# Stated goal
Give only the number of lines in the records that include the string "this".

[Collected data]
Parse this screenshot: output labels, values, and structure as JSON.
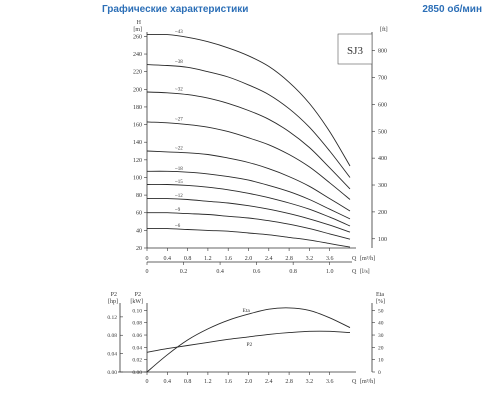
{
  "header": {
    "title": "Графические характеристики",
    "speed": "2850 об/мин"
  },
  "chart_data": [
    {
      "type": "line",
      "model_label": "SJ3",
      "axes": {
        "y_left_symbol": "H",
        "y_left_unit": "[m]",
        "y_left_ticks": [
          "20",
          "40",
          "60",
          "80",
          "100",
          "120",
          "140",
          "160",
          "180",
          "200",
          "220",
          "240",
          "260"
        ],
        "y_left_range": [
          20,
          265
        ],
        "y_right_unit": "[ft]",
        "y_right_ticks": [
          "100",
          "200",
          "300",
          "400",
          "500",
          "600",
          "700",
          "800"
        ],
        "x_symbol": "Q",
        "x_unit": "[m³/h]",
        "x_ticks": [
          "0",
          "0.4",
          "0.8",
          "1.2",
          "1.6",
          "2.0",
          "2.4",
          "2.8",
          "3.2",
          "3.6"
        ],
        "x_range": [
          0,
          4.0
        ],
        "x2_symbol": "Q",
        "x2_unit": "[l/s]",
        "x2_ticks": [
          "0",
          "0.2",
          "0.4",
          "0.6",
          "0.8",
          "1.0"
        ]
      },
      "series": [
        {
          "name": "~43",
          "values": [
            [
              0,
              262
            ],
            [
              0.4,
              262
            ],
            [
              0.8,
              259
            ],
            [
              1.2,
              254
            ],
            [
              1.6,
              247
            ],
            [
              2.0,
              238
            ],
            [
              2.4,
              226
            ],
            [
              2.8,
              208
            ],
            [
              3.2,
              184
            ],
            [
              3.6,
              152
            ],
            [
              4.0,
              113
            ]
          ]
        },
        {
          "name": "~38",
          "values": [
            [
              0,
              228
            ],
            [
              0.4,
              227
            ],
            [
              0.8,
              225
            ],
            [
              1.2,
              220
            ],
            [
              1.6,
              214
            ],
            [
              2.0,
              205
            ],
            [
              2.4,
              194
            ],
            [
              2.8,
              178
            ],
            [
              3.2,
              157
            ],
            [
              3.6,
              130
            ],
            [
              4.0,
              100
            ]
          ]
        },
        {
          "name": "~32",
          "values": [
            [
              0,
              197
            ],
            [
              0.4,
              196
            ],
            [
              0.8,
              194
            ],
            [
              1.2,
              190
            ],
            [
              1.6,
              184
            ],
            [
              2.0,
              176
            ],
            [
              2.4,
              166
            ],
            [
              2.8,
              152
            ],
            [
              3.2,
              134
            ],
            [
              3.6,
              111
            ],
            [
              4.0,
              87
            ]
          ]
        },
        {
          "name": "~27",
          "values": [
            [
              0,
              163
            ],
            [
              0.4,
              162
            ],
            [
              0.8,
              160
            ],
            [
              1.2,
              157
            ],
            [
              1.6,
              152
            ],
            [
              2.0,
              145
            ],
            [
              2.4,
              137
            ],
            [
              2.8,
              126
            ],
            [
              3.2,
              112
            ],
            [
              3.6,
              94
            ],
            [
              4.0,
              75
            ]
          ]
        },
        {
          "name": "~22",
          "values": [
            [
              0,
              130
            ],
            [
              0.4,
              129
            ],
            [
              0.8,
              128
            ],
            [
              1.2,
              126
            ],
            [
              1.6,
              122
            ],
            [
              2.0,
              117
            ],
            [
              2.4,
              110
            ],
            [
              2.8,
              101
            ],
            [
              3.2,
              90
            ],
            [
              3.6,
              76
            ],
            [
              4.0,
              62
            ]
          ]
        },
        {
          "name": "~18",
          "values": [
            [
              0,
              107
            ],
            [
              0.4,
              107
            ],
            [
              0.8,
              106
            ],
            [
              1.2,
              104
            ],
            [
              1.6,
              101
            ],
            [
              2.0,
              97
            ],
            [
              2.4,
              91
            ],
            [
              2.8,
              84
            ],
            [
              3.2,
              75
            ],
            [
              3.6,
              64
            ],
            [
              4.0,
              53
            ]
          ]
        },
        {
          "name": "~15",
          "values": [
            [
              0,
              92
            ],
            [
              0.4,
              92
            ],
            [
              0.8,
              91
            ],
            [
              1.2,
              89
            ],
            [
              1.6,
              86
            ],
            [
              2.0,
              82
            ],
            [
              2.4,
              77
            ],
            [
              2.8,
              71
            ],
            [
              3.2,
              64
            ],
            [
              3.6,
              55
            ],
            [
              4.0,
              45
            ]
          ]
        },
        {
          "name": "~12",
          "values": [
            [
              0,
              76
            ],
            [
              0.4,
              76
            ],
            [
              0.8,
              75
            ],
            [
              1.2,
              73
            ],
            [
              1.6,
              71
            ],
            [
              2.0,
              68
            ],
            [
              2.4,
              64
            ],
            [
              2.8,
              59
            ],
            [
              3.2,
              53
            ],
            [
              3.6,
              46
            ],
            [
              4.0,
              38
            ]
          ]
        },
        {
          "name": "~9",
          "values": [
            [
              0,
              60
            ],
            [
              0.4,
              60
            ],
            [
              0.8,
              59
            ],
            [
              1.2,
              58
            ],
            [
              1.6,
              56
            ],
            [
              2.0,
              54
            ],
            [
              2.4,
              51
            ],
            [
              2.8,
              47
            ],
            [
              3.2,
              42
            ],
            [
              3.6,
              36
            ],
            [
              4.0,
              30
            ]
          ]
        },
        {
          "name": "~6",
          "values": [
            [
              0,
              42
            ],
            [
              0.4,
              42
            ],
            [
              0.8,
              41
            ],
            [
              1.2,
              40
            ],
            [
              1.6,
              39
            ],
            [
              2.0,
              37
            ],
            [
              2.4,
              35
            ],
            [
              2.8,
              32
            ],
            [
              3.2,
              29
            ],
            [
              3.6,
              25
            ],
            [
              4.0,
              21
            ]
          ]
        }
      ]
    },
    {
      "type": "line",
      "axes": {
        "y_left_outer_symbol": "P2",
        "y_left_outer_unit": "[hp]",
        "y_left_outer_ticks": [
          "0.00",
          "0.04",
          "0.08",
          "0.12"
        ],
        "y_left_symbol": "P2",
        "y_left_unit": "[kW]",
        "y_left_ticks": [
          "0.00",
          "0.02",
          "0.04",
          "0.06",
          "0.08",
          "0.10"
        ],
        "y_left_range": [
          0,
          0.112
        ],
        "y_right_symbol": "Eta",
        "y_right_unit": "[%]",
        "y_right_ticks": [
          "0",
          "10",
          "20",
          "30",
          "40",
          "50"
        ],
        "y_right_range": [
          0,
          56
        ],
        "x_symbol": "Q",
        "x_unit": "[m³/h]",
        "x_ticks": [
          "0",
          "0.4",
          "0.8",
          "1.2",
          "1.6",
          "2.0",
          "2.4",
          "2.8",
          "3.2",
          "3.6"
        ],
        "x_range": [
          0,
          4.0
        ]
      },
      "series": [
        {
          "name": "Eta",
          "axis": "right",
          "values": [
            [
              0,
              0
            ],
            [
              0.4,
              14
            ],
            [
              0.8,
              26
            ],
            [
              1.2,
              35
            ],
            [
              1.6,
              42
            ],
            [
              2.0,
              47
            ],
            [
              2.4,
              51
            ],
            [
              2.8,
              52
            ],
            [
              3.2,
              50
            ],
            [
              3.6,
              44
            ],
            [
              4.0,
              36
            ]
          ]
        },
        {
          "name": "P2",
          "axis": "left",
          "values": [
            [
              0,
              0.032
            ],
            [
              0.4,
              0.038
            ],
            [
              0.8,
              0.043
            ],
            [
              1.2,
              0.048
            ],
            [
              1.6,
              0.053
            ],
            [
              2.0,
              0.057
            ],
            [
              2.4,
              0.061
            ],
            [
              2.8,
              0.064
            ],
            [
              3.2,
              0.066
            ],
            [
              3.6,
              0.066
            ],
            [
              4.0,
              0.064
            ]
          ]
        }
      ]
    }
  ]
}
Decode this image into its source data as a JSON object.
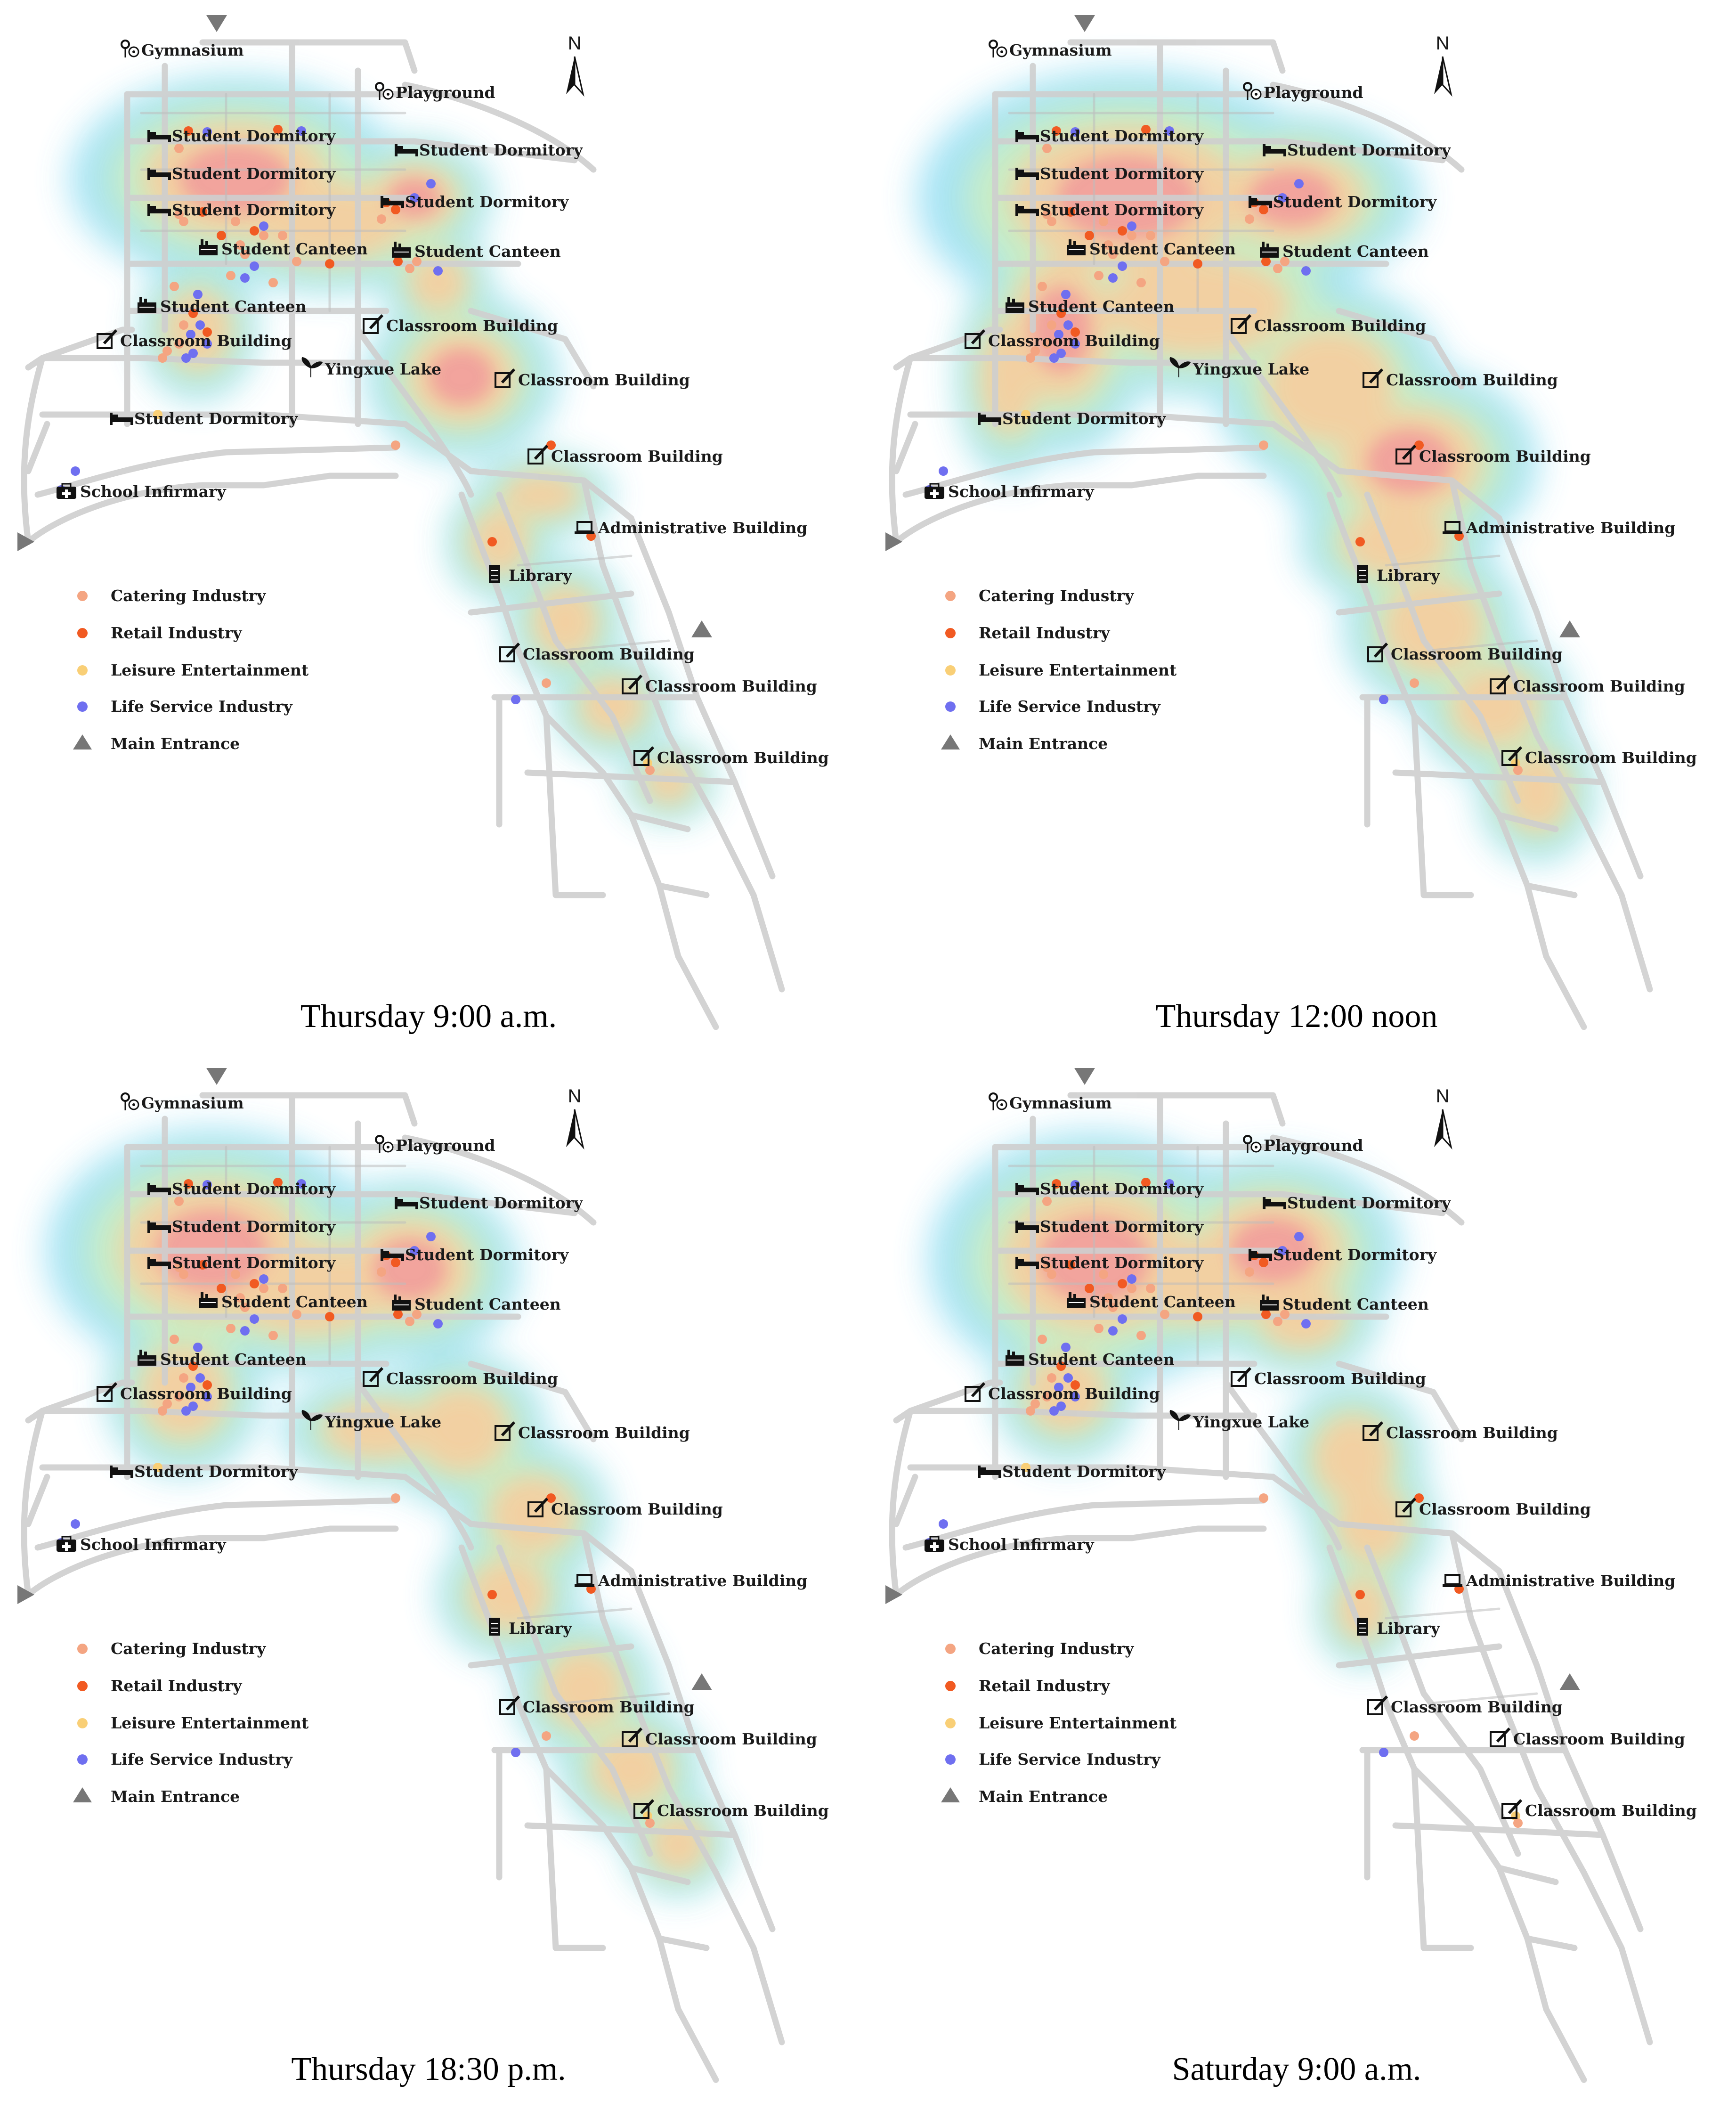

# Written solution
2